◆ PROMPT ◆
Filter the data for "Healthcare" and copy matching lines.

________________________________________

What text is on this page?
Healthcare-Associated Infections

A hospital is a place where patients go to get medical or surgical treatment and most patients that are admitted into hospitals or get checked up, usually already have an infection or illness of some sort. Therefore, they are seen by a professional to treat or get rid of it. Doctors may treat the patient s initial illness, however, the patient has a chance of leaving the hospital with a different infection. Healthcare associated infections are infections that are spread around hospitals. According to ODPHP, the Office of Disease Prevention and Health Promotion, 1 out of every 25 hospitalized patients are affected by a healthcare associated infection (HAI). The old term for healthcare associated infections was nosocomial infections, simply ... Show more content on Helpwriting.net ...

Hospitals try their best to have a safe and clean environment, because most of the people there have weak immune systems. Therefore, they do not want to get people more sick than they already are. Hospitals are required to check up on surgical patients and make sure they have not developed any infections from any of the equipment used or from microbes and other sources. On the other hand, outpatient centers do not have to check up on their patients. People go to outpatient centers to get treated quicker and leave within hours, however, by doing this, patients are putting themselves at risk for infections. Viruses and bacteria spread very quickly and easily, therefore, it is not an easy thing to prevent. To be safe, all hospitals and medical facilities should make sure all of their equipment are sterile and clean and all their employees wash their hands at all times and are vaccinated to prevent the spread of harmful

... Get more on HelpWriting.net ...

________________________________________

◆ ANSWER SPACE ◆
Healthcare-Associated Infections
A hospital is a place where patients go to get medical or surgical treatment and most patients that are admitted into hospitals or get checked up, usually already have an infection or illness of some sort. Therefore, they are seen by a professional to treat or get rid of it. Doctors may treat the patient s initial illness, however, the patient has a chance of leaving the hospital with a different infection. Healthcare associated infections are infections that are spread around hospitals. According to ODPHP, the Office of Disease Prevention and Health Promotion, 1 out of every 25 hospitalized patients are affected by a healthcare associated infection (HAI). The old term for healthcare associated infections was nosocomial infections, simply ... Show more content on Helpwriting.net ...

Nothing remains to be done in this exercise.